*Requirements:* Select and copy out every line in the records containing "icon".

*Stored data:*
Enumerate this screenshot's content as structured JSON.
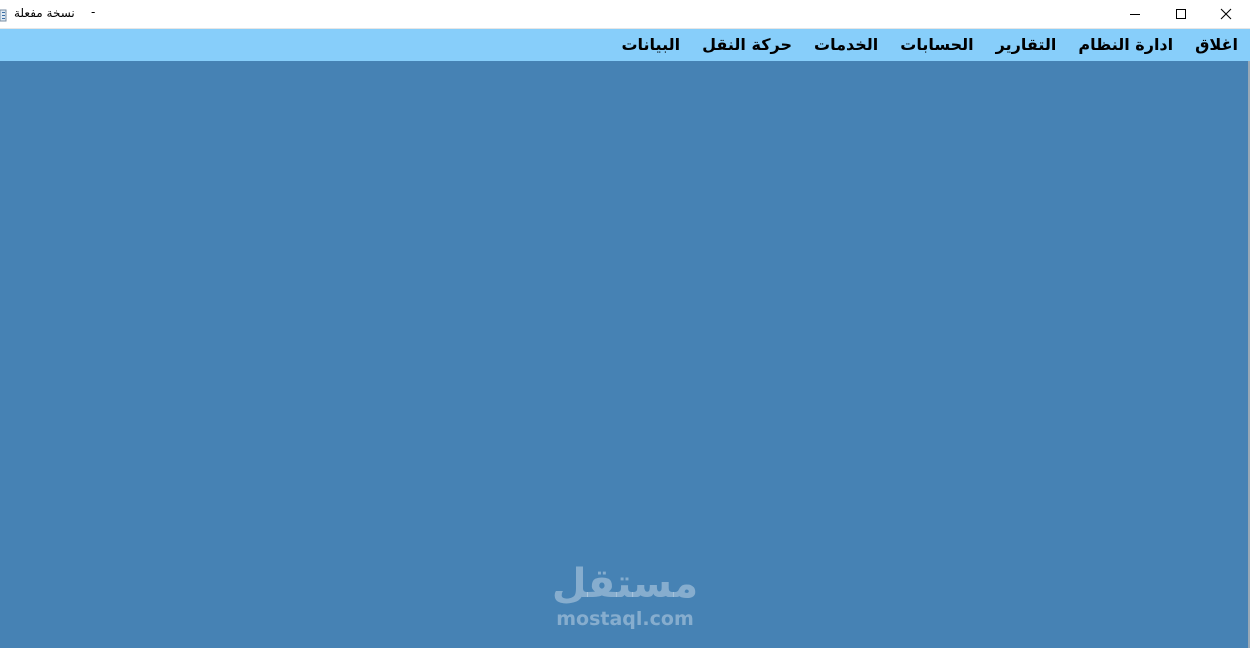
{
  "window": {
    "title": "نسخة مفعلة",
    "title_separator": "-",
    "controls": {
      "minimize_icon": "minimize-icon",
      "maximize_icon": "maximize-icon",
      "close_icon": "close-icon"
    }
  },
  "menu": {
    "items": [
      {
        "label": "البيانات"
      },
      {
        "label": "حركة النقل"
      },
      {
        "label": "الخدمات"
      },
      {
        "label": "الحسابات"
      },
      {
        "label": "التقارير"
      },
      {
        "label": "ادارة النظام"
      },
      {
        "label": "اغلاق"
      }
    ]
  },
  "watermark": {
    "arabic": "مستقل",
    "latin": "mostaql.com"
  },
  "colors": {
    "menubar_bg": "#87cefa",
    "client_bg": "#4682b4",
    "titlebar_bg": "#ffffff"
  }
}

*Problem solution:*
      "minimize_icon": "minimize-icon",
      "maximize_icon": "maximize-icon",
      "close_icon": "close-icon"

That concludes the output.